# Start of Data supplied

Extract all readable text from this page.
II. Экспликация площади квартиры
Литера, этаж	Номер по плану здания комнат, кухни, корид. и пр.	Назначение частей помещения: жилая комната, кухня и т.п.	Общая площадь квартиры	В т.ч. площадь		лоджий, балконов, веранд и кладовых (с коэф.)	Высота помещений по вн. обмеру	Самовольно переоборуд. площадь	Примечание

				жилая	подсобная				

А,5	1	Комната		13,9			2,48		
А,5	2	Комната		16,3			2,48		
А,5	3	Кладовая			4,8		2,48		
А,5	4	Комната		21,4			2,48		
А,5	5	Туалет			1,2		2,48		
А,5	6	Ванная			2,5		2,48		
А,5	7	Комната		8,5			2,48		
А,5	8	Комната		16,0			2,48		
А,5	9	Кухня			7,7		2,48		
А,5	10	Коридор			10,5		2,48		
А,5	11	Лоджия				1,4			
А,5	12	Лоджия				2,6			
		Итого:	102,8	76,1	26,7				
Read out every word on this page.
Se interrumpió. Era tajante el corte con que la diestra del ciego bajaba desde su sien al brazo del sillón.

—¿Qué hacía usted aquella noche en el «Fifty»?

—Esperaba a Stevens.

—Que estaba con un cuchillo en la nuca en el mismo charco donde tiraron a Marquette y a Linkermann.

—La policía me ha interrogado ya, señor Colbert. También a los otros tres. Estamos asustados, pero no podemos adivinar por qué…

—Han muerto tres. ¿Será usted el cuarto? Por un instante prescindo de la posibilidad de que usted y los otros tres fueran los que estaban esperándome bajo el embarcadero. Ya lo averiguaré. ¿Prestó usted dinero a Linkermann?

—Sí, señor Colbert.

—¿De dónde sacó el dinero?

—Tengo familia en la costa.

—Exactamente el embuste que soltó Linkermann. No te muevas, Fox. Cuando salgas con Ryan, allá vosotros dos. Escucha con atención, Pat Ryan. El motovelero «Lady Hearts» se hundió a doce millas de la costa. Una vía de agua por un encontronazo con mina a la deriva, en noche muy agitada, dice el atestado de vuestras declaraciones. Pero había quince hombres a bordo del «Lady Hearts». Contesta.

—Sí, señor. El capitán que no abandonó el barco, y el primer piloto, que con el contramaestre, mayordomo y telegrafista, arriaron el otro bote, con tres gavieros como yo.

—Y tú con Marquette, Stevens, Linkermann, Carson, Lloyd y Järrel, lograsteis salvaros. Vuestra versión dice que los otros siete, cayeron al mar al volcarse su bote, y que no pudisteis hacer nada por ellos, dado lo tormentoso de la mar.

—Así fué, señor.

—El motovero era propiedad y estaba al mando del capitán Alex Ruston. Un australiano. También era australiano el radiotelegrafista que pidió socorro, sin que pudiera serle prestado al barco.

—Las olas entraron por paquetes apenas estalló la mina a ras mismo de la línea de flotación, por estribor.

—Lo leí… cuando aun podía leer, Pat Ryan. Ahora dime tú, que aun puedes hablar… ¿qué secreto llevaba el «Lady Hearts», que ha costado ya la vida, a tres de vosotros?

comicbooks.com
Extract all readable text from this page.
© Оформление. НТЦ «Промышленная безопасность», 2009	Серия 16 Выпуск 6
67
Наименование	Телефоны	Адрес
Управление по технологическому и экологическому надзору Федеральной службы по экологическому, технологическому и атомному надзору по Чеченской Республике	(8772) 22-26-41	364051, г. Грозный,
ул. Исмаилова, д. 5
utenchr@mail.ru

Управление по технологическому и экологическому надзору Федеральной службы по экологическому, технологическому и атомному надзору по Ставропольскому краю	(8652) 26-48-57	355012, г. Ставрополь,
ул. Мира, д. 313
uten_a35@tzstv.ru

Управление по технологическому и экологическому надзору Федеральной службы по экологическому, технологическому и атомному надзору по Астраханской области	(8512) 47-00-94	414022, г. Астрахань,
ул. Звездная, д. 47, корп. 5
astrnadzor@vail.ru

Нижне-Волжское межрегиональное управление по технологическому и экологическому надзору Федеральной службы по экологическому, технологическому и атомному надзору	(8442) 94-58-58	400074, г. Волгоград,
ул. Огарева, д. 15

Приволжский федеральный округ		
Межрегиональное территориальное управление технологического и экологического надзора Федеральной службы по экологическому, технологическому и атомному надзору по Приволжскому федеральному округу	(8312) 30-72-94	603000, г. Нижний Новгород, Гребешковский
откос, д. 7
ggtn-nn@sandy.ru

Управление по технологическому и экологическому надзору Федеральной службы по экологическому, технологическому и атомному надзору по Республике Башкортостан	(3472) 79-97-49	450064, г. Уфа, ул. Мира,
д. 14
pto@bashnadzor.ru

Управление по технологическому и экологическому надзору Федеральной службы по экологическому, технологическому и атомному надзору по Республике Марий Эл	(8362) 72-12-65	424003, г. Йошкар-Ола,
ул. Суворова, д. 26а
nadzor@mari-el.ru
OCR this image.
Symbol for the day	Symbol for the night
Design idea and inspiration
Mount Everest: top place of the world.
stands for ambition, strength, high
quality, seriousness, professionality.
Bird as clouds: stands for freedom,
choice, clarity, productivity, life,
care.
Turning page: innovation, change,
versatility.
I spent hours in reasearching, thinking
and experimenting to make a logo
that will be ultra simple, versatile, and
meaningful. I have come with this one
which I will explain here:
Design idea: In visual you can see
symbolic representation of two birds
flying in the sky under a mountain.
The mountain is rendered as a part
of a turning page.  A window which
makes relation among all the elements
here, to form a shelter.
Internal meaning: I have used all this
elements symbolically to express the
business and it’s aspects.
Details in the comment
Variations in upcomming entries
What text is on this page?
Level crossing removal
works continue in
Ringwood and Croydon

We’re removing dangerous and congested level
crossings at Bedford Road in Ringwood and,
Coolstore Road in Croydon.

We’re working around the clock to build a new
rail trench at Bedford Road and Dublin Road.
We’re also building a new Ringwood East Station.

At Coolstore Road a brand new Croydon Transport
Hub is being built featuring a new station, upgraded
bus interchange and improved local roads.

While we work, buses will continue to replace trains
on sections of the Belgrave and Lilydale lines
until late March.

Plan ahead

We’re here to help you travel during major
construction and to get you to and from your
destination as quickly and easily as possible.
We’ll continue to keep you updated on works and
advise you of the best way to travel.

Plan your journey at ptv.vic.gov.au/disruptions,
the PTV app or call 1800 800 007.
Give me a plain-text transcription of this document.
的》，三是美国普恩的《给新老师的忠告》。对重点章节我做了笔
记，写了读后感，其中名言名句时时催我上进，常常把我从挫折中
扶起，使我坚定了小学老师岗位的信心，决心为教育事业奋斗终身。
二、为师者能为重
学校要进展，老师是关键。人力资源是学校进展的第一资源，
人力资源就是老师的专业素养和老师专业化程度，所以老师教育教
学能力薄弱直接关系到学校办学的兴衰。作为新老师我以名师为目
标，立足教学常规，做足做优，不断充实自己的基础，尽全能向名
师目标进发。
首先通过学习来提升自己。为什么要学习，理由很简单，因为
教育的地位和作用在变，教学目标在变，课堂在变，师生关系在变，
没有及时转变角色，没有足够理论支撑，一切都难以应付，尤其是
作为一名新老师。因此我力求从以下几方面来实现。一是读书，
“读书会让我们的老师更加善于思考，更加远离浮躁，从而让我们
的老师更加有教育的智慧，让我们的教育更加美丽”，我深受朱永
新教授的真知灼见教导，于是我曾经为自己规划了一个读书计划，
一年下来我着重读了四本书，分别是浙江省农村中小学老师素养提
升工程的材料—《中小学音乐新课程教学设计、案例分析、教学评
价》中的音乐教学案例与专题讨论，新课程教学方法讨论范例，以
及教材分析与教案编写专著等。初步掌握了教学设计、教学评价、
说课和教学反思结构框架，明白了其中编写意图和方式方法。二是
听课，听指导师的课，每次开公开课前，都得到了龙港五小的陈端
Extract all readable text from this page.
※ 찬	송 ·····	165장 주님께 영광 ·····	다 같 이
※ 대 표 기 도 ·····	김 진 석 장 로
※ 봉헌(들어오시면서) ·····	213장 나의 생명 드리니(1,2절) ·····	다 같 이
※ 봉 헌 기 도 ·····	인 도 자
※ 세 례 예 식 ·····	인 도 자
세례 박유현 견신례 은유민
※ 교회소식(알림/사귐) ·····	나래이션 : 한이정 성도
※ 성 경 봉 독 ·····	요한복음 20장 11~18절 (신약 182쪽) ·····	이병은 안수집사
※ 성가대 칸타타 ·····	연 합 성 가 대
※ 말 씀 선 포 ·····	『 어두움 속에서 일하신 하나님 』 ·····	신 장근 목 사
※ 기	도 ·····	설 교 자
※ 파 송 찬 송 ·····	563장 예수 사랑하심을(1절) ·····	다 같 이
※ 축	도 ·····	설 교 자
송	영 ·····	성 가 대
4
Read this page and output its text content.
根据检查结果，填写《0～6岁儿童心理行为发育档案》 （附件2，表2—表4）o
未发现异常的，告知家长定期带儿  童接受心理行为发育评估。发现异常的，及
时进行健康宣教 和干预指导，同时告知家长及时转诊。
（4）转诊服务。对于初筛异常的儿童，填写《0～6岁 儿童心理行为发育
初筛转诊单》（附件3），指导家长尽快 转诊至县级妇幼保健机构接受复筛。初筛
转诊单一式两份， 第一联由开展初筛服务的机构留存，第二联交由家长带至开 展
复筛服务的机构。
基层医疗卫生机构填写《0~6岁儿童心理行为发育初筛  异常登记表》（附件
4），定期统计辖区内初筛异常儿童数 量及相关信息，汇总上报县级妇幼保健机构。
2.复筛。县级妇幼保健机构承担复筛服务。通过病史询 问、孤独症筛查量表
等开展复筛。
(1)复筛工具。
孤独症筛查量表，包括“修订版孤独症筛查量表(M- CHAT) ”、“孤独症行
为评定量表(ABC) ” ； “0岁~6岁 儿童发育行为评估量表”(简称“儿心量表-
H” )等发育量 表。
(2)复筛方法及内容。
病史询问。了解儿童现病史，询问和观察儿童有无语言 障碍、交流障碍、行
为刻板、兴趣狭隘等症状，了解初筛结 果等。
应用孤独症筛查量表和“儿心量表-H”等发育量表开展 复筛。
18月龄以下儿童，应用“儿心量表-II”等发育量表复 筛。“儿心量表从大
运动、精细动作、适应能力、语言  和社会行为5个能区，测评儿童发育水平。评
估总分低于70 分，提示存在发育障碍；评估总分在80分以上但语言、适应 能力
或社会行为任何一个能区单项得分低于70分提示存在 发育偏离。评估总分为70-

# End of Data supplied

● **Problem statement**: Copy all lines from the material that include "works".

● **Right answer**:
works continue in
We’ll continue to keep you updated on works and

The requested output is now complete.